» The request:
Search the data for the word "lead" and copy every line where it occurs.

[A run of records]
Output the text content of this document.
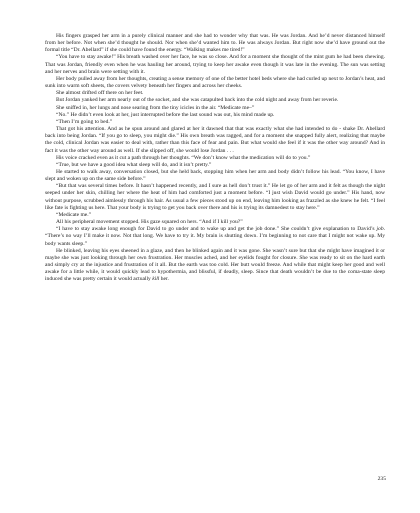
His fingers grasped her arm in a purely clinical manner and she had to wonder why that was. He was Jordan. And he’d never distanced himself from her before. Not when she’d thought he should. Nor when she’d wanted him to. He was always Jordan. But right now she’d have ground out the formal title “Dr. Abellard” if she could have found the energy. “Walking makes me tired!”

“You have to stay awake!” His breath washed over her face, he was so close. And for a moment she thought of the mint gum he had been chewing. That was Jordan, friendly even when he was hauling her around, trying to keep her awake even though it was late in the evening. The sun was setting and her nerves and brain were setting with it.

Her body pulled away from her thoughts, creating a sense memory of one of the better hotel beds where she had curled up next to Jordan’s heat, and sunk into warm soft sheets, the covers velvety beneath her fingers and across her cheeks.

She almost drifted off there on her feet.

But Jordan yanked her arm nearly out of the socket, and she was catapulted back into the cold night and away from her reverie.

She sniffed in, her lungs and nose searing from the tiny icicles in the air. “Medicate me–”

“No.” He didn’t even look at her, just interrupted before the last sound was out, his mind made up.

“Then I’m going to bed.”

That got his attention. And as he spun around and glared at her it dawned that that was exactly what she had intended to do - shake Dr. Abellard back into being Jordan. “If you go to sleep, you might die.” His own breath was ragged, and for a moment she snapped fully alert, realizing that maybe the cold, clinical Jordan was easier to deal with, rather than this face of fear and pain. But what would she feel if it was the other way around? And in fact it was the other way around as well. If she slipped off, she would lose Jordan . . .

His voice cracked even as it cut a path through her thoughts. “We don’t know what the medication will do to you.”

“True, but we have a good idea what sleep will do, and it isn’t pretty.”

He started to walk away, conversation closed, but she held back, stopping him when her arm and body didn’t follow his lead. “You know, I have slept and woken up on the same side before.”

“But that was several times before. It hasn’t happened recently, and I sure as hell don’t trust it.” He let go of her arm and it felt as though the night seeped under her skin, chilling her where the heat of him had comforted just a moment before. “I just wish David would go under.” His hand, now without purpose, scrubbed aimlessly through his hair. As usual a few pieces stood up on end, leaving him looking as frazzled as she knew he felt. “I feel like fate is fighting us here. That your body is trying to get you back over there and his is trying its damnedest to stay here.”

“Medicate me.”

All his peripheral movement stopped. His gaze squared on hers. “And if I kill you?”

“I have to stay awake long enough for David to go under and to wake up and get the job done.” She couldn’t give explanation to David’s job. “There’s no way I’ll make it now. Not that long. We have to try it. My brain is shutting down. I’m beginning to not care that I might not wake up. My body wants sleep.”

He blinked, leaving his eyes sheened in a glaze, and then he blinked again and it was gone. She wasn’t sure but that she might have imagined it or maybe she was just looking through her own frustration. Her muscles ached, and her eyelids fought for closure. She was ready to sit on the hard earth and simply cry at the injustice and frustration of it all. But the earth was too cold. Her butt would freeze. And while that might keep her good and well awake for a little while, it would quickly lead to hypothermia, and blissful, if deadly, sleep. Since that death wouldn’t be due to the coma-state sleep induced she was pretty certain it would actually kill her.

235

» Written answer:
He started to walk away, conversation closed, but she held back, stopping him when her arm and body didn’t follow his lead. “You know, I have slept and woken up on the same side before.”
He blinked, leaving his eyes sheened in a glaze, and then he blinked again and it was gone. She wasn’t sure but that she might have imagined it or maybe she was just looking through her own frustration. Her muscles ached, and her eyelids fought for closure. She was ready to sit on the hard earth and simply cry at the injustice and frustration of it all. But the earth was too cold. Her butt would freeze. And while that might keep her good and well awake for a little while, it would quickly lead to hypothermia, and blissful, if deadly, sleep. Since that death wouldn’t be due to the coma-state sleep induced she was pretty certain it would actually kill her.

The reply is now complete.